* Given records:
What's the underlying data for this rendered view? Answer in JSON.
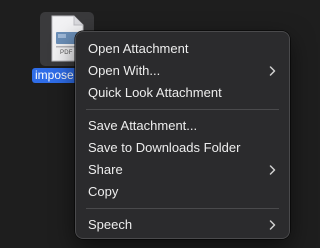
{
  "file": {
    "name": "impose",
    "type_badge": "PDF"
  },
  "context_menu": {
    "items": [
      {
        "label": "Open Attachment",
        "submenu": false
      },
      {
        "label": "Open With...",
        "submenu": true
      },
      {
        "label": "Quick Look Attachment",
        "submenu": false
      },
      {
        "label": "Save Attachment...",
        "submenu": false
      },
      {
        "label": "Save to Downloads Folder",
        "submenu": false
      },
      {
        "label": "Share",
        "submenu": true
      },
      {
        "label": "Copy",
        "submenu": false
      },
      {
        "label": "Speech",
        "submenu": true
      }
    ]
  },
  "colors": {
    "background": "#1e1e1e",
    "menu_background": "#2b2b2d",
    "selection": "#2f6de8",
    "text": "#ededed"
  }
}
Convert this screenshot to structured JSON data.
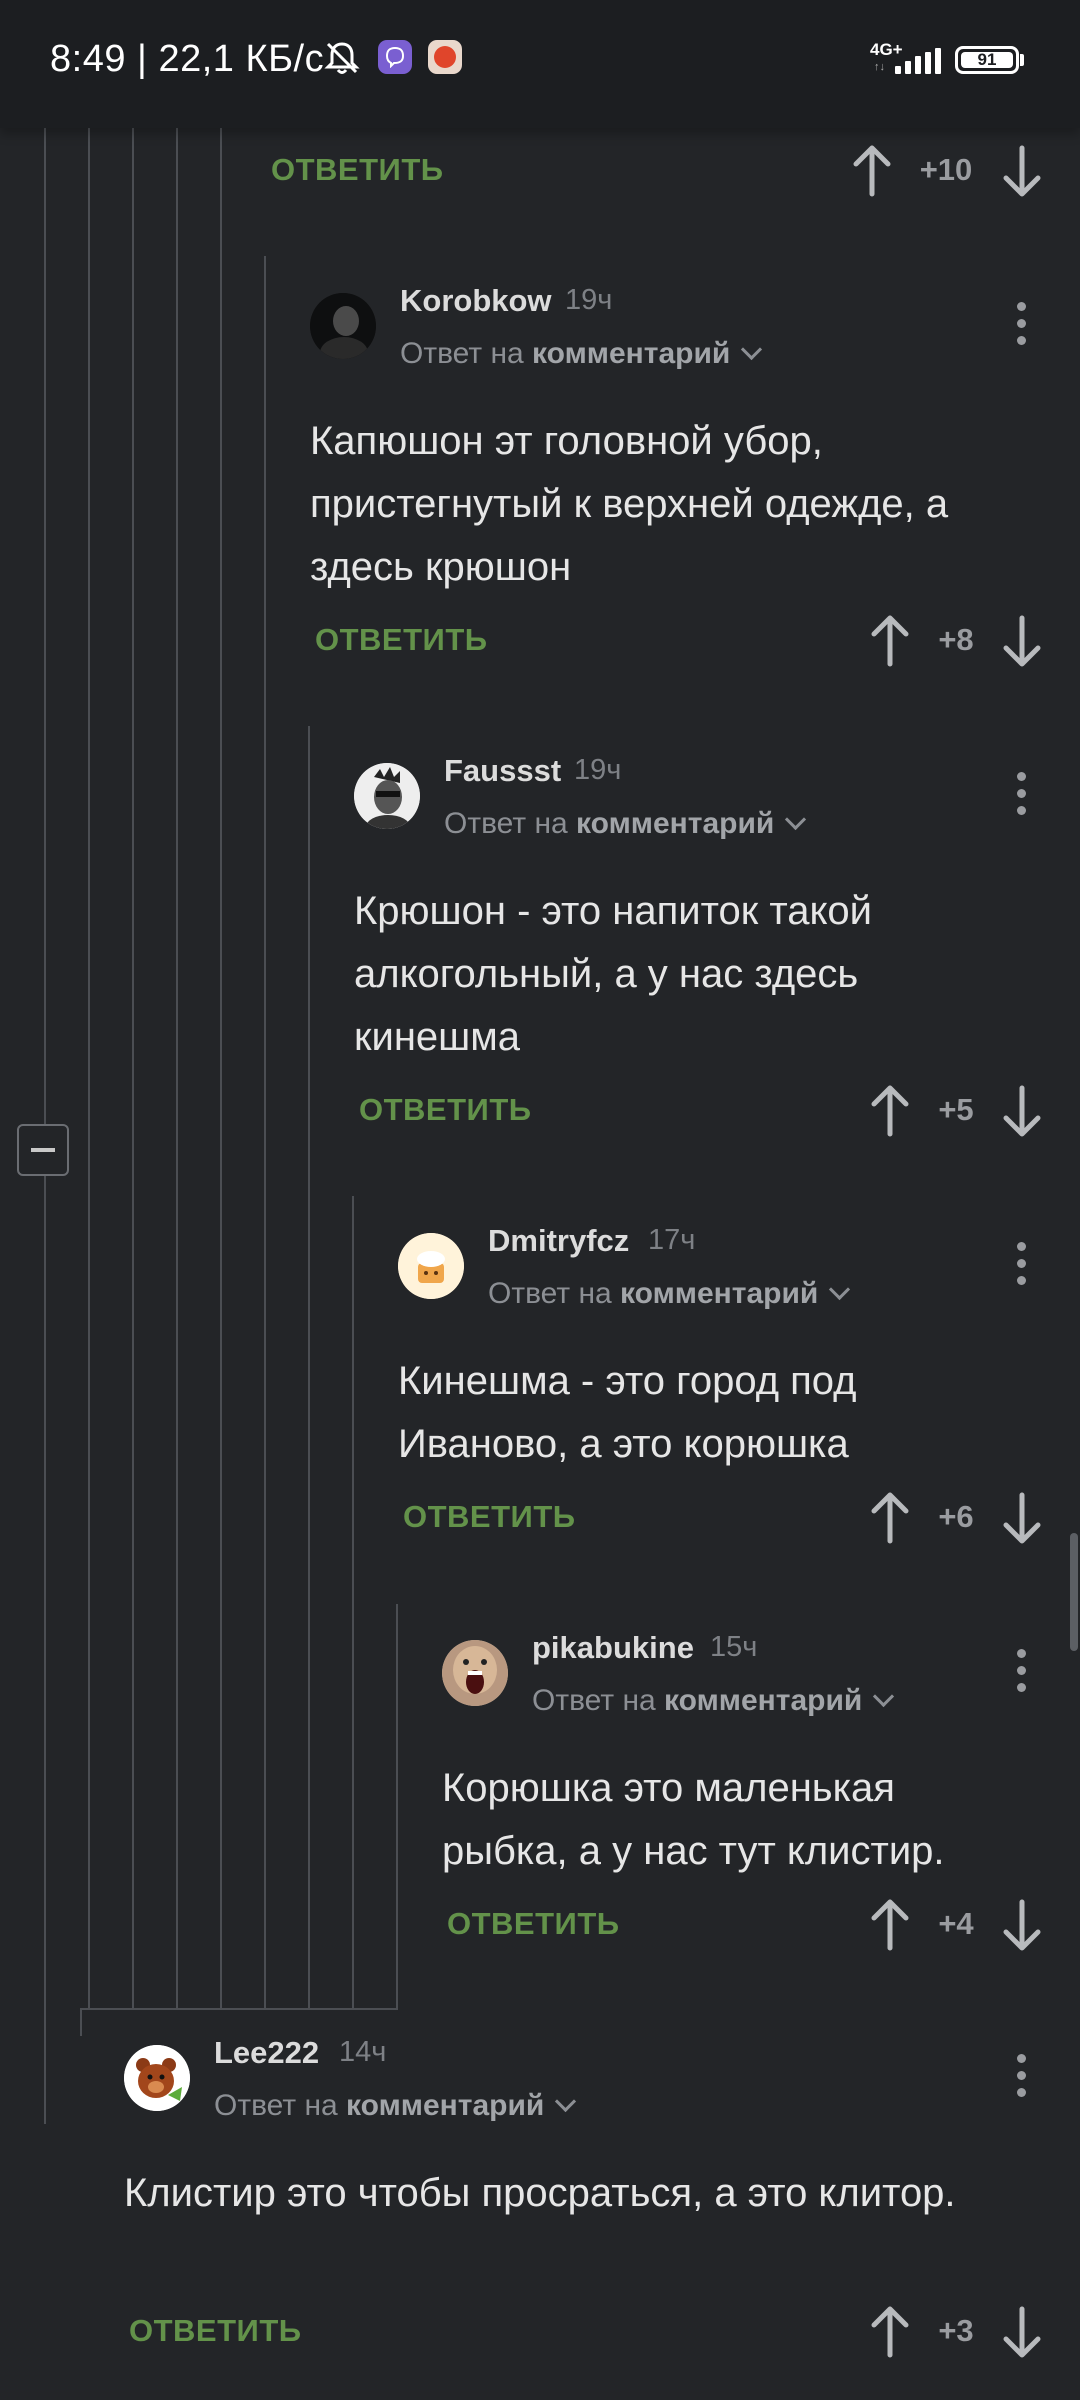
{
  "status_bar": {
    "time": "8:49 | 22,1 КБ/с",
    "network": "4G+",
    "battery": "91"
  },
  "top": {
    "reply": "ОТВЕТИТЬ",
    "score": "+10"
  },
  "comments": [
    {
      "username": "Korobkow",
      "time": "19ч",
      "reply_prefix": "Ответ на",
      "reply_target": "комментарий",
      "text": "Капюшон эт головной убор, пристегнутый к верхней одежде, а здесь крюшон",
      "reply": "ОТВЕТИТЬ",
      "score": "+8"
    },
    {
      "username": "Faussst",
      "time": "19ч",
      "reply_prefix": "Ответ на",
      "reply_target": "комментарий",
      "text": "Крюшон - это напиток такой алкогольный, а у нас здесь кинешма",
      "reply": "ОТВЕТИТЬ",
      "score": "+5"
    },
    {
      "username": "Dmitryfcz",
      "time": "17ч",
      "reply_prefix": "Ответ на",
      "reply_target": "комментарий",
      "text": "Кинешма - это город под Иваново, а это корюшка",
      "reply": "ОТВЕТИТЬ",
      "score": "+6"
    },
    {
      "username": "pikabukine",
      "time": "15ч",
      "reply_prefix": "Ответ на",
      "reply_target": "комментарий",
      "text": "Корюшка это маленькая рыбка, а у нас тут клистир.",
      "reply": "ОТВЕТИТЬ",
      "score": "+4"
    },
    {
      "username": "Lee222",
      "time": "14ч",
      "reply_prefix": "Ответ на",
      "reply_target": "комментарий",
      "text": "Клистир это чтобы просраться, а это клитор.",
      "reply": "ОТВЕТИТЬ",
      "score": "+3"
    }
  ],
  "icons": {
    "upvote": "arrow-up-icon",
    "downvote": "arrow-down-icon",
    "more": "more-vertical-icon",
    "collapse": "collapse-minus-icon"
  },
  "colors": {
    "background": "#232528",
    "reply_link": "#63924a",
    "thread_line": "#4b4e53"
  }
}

* Problem:
Give the number of lines in the listing above that contain "здесь", and nothing else.

* Response:
2